Description of the task:
Every record must be transcribed in its entirety, apart from the images, which are to be omitted.

Exercise materials:
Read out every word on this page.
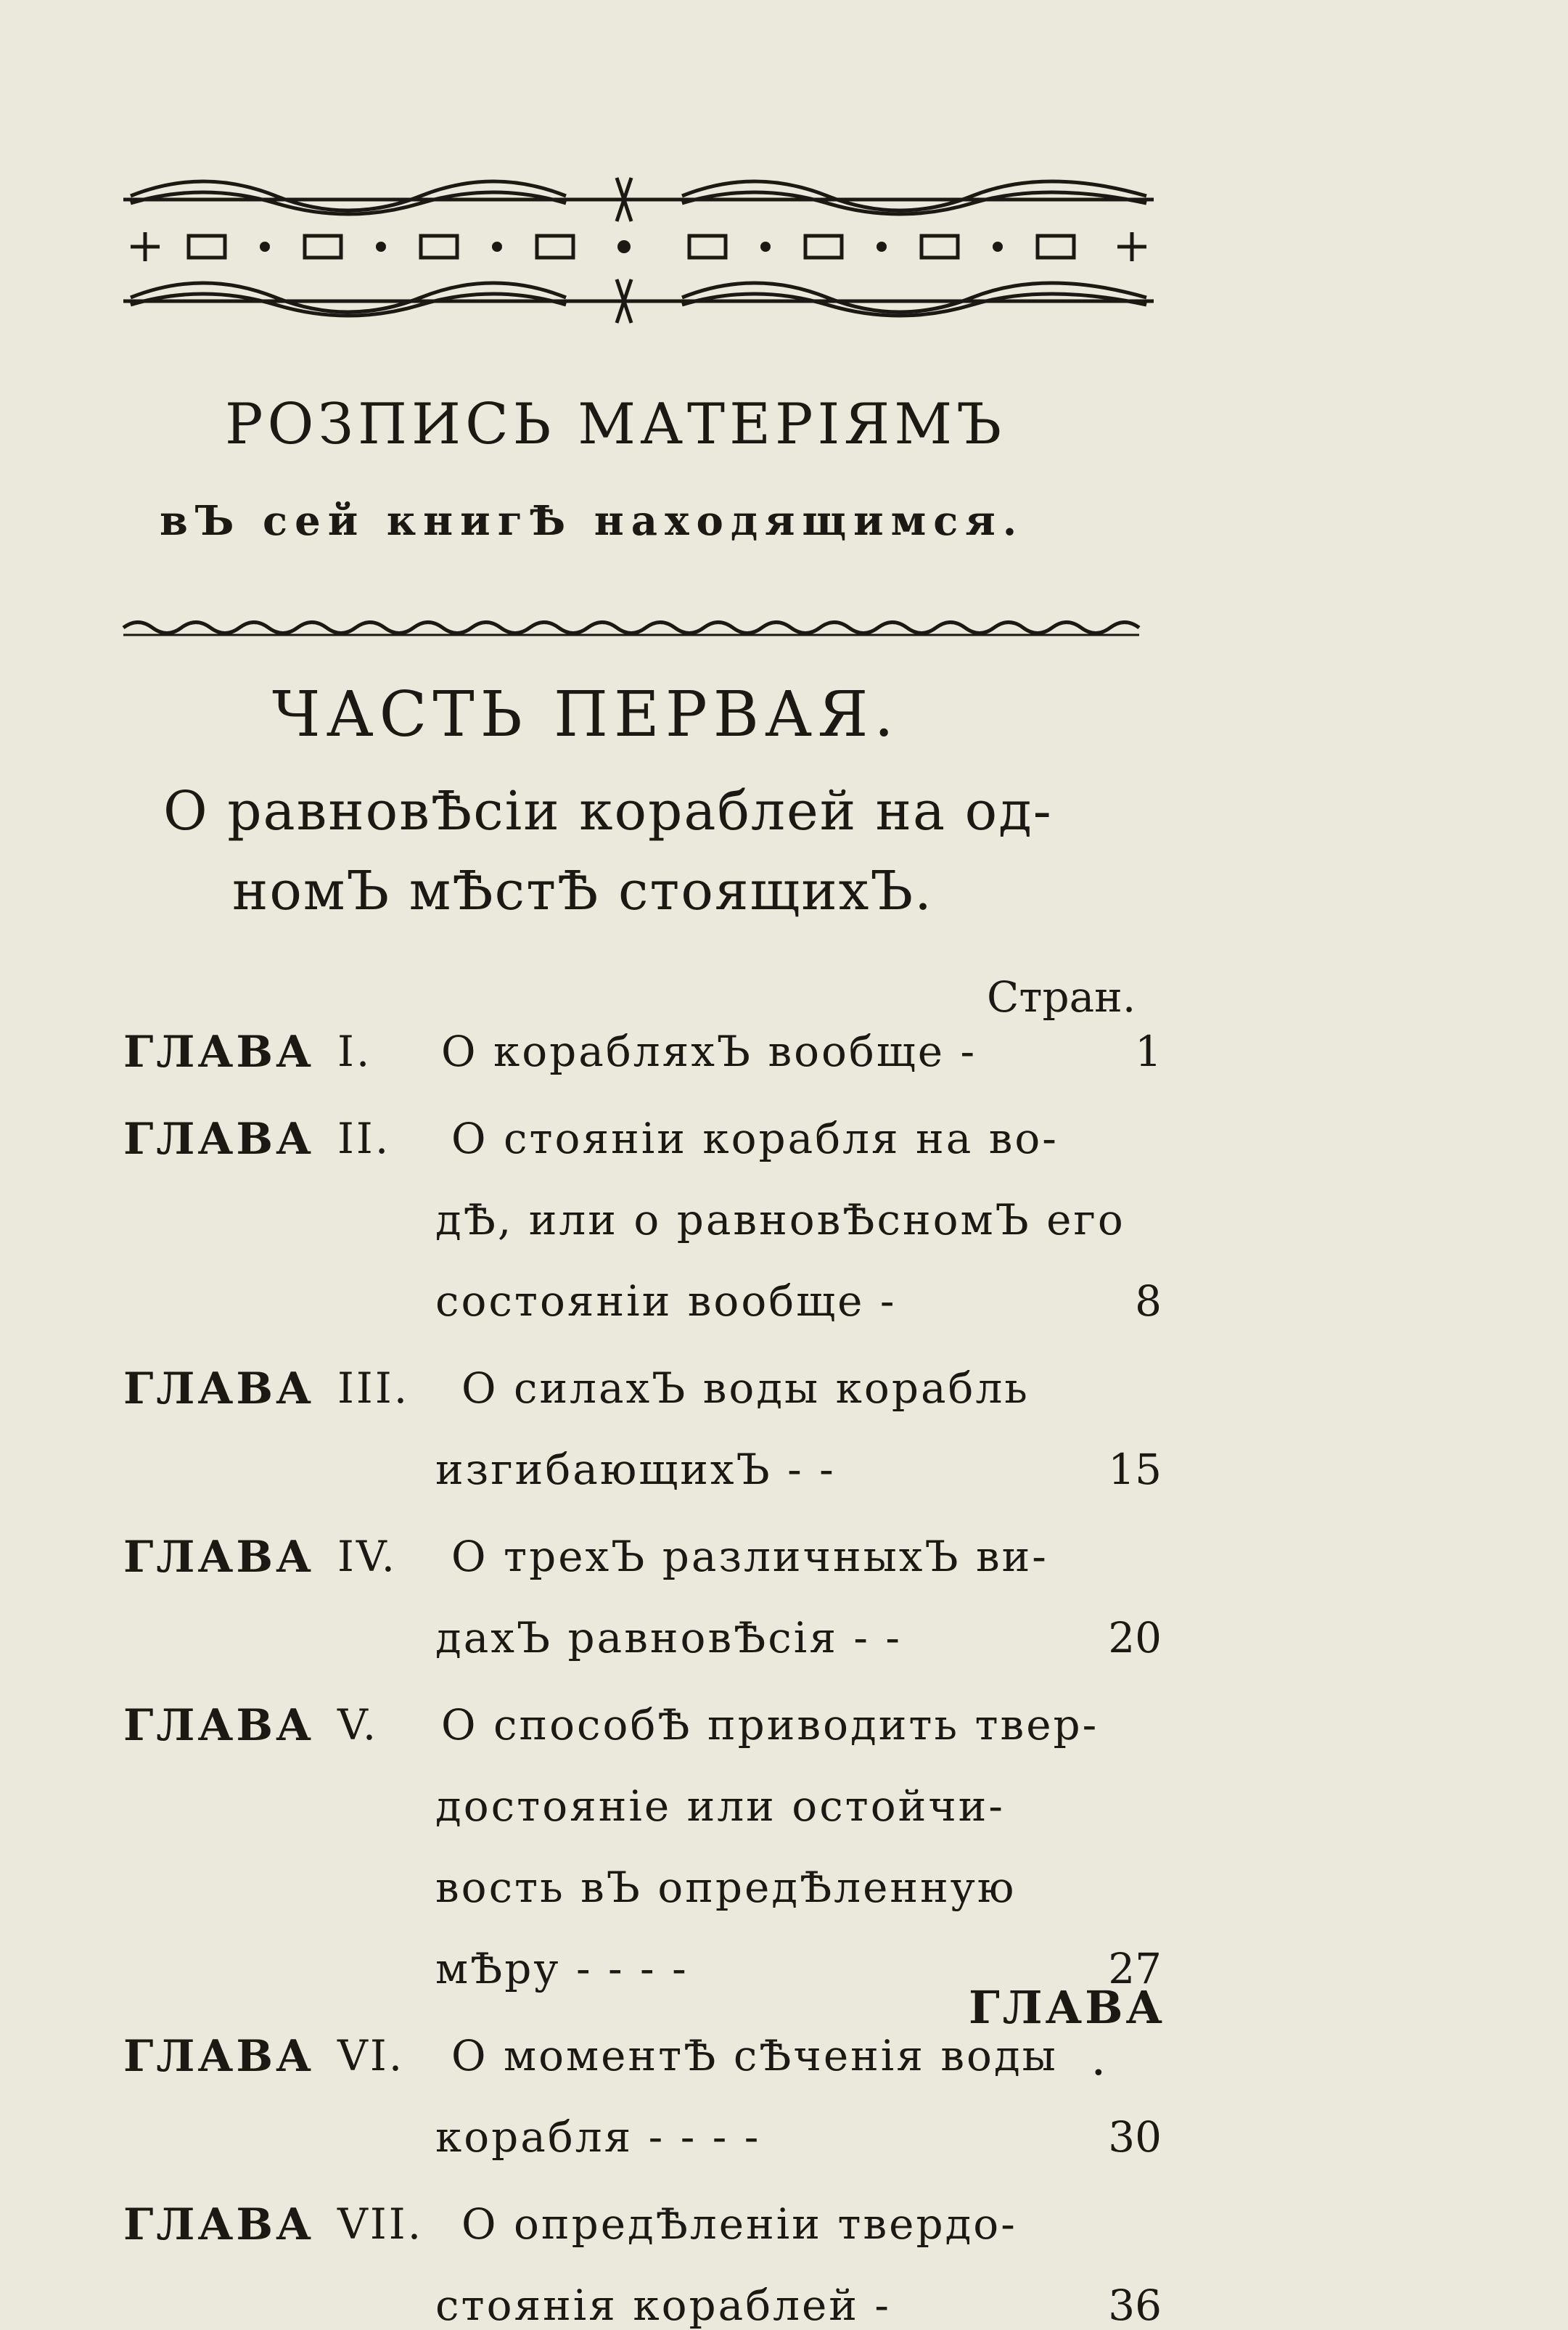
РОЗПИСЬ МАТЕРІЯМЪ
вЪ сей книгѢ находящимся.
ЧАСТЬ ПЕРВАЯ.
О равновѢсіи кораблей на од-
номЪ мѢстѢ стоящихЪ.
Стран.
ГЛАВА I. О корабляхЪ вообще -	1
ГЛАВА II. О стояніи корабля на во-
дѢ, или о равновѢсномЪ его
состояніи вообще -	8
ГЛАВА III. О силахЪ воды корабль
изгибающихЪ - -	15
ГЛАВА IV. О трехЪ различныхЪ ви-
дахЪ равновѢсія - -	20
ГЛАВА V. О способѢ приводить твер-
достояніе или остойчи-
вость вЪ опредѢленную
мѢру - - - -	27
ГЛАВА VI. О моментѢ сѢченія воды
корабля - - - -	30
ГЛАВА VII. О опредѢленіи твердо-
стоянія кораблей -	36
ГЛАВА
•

Final result:
Read out every word on this page.
РОЗПИСЬ МАТЕРІЯМЪ
вЪ сей книгѢ находящимся.
ЧАСТЬ ПЕРВАЯ.
О равновѢсіи кораблей на од-
номЪ мѢстѢ стоящихЪ.
Стран.
ГЛАВА I. О корабляхЪ вообще -	1
ГЛАВА II. О стояніи корабля на во-
дѢ, или о равновѢсномЪ его
состояніи вообще -	8
ГЛАВА III. О силахЪ воды корабль
изгибающихЪ - -	15
ГЛАВА IV. О трехЪ различныхЪ ви-
дахЪ равновѢсія - -	20
ГЛАВА V. О способѢ приводить твер-
достояніе или остойчи-
вость вЪ опредѢленную
мѢру - - - -	27
ГЛАВА VI. О моментѢ сѢченія воды
корабля - - - -	30
ГЛАВА VII. О опредѢленіи твердо-
стоянія кораблей -	36
ГЛАВА
•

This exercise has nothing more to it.